§ WORK TO BE COMPLETED
Write out the listing below line for line with no changes, leaving out the picture.

§ THE DATA
::::::::

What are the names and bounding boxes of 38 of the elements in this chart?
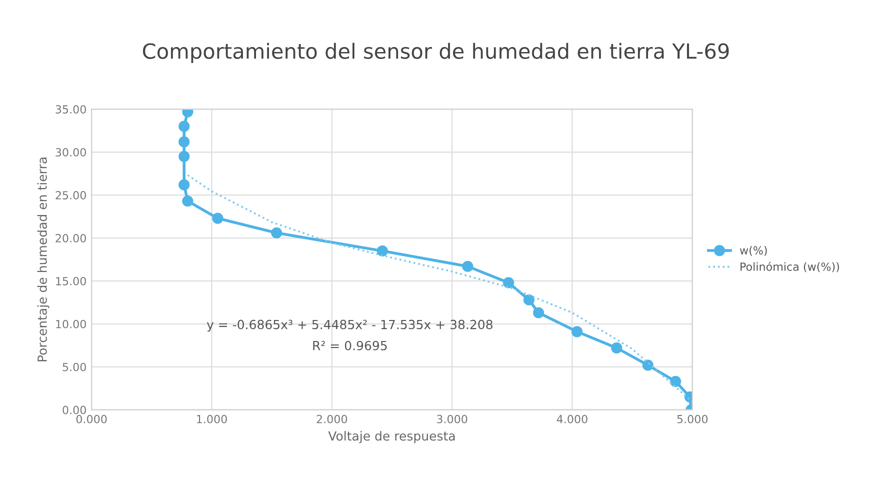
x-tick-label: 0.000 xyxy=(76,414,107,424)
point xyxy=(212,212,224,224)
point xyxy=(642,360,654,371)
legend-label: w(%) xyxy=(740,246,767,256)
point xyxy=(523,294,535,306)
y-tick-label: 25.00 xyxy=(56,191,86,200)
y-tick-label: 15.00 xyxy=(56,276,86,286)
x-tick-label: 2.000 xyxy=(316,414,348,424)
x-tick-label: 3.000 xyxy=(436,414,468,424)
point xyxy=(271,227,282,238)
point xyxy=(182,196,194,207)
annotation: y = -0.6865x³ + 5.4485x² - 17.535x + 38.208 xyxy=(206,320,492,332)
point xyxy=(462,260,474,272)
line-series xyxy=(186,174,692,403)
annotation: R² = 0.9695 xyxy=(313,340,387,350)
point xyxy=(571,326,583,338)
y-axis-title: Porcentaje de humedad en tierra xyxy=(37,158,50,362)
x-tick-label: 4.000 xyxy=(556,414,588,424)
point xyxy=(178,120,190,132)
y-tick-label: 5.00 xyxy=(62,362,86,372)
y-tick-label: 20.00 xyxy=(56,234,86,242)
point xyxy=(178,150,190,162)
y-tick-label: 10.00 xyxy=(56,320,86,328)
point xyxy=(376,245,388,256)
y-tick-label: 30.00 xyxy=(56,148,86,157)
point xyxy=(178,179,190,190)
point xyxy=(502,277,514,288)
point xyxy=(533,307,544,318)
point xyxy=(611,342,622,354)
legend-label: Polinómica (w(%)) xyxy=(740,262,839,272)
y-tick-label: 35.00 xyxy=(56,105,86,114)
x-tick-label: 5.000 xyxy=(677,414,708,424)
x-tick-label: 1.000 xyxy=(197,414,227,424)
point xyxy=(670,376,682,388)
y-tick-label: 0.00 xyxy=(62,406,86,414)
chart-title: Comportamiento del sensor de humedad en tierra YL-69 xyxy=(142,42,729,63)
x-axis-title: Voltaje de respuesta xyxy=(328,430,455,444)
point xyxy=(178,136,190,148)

::::::::

§ TASK SOLUTION
What are the names and bounding boxes of 38 of the elements in this chart?
x-tick-label: 0.000 xyxy=(76,414,107,424)
point xyxy=(212,212,224,224)
point xyxy=(642,360,654,371)
legend-label: w(%) xyxy=(740,246,767,256)
point xyxy=(523,294,535,306)
y-tick-label: 25.00 xyxy=(56,191,86,200)
y-tick-label: 15.00 xyxy=(56,276,86,286)
x-tick-label: 2.000 xyxy=(316,414,348,424)
x-tick-label: 3.000 xyxy=(436,414,468,424)
point xyxy=(271,227,282,238)
point xyxy=(182,196,194,207)
annotation: y = -0.6865x³ + 5.4485x² - 17.535x + 38.208 xyxy=(206,320,492,332)
point xyxy=(462,260,474,272)
line-series xyxy=(186,174,692,403)
annotation: R² = 0.9695 xyxy=(313,340,387,350)
point xyxy=(571,326,583,338)
y-axis-title: Porcentaje de humedad en tierra xyxy=(37,158,50,362)
x-tick-label: 4.000 xyxy=(556,414,588,424)
point xyxy=(178,120,190,132)
y-tick-label: 5.00 xyxy=(62,362,86,372)
y-tick-label: 20.00 xyxy=(56,234,86,242)
point xyxy=(178,150,190,162)
y-tick-label: 10.00 xyxy=(56,320,86,328)
point xyxy=(376,245,388,256)
y-tick-label: 30.00 xyxy=(56,148,86,157)
point xyxy=(178,179,190,190)
point xyxy=(502,277,514,288)
point xyxy=(533,307,544,318)
point xyxy=(611,342,622,354)
legend-label: Polinómica (w(%)) xyxy=(740,262,839,272)
y-tick-label: 35.00 xyxy=(56,105,86,114)
x-tick-label: 5.000 xyxy=(677,414,708,424)
x-tick-label: 1.000 xyxy=(197,414,227,424)
point xyxy=(670,376,682,388)
y-tick-label: 0.00 xyxy=(62,406,86,414)
chart-title: Comportamiento del sensor de humedad en tierra YL-69 xyxy=(142,42,729,63)
x-axis-title: Voltaje de respuesta xyxy=(328,430,455,444)
point xyxy=(178,136,190,148)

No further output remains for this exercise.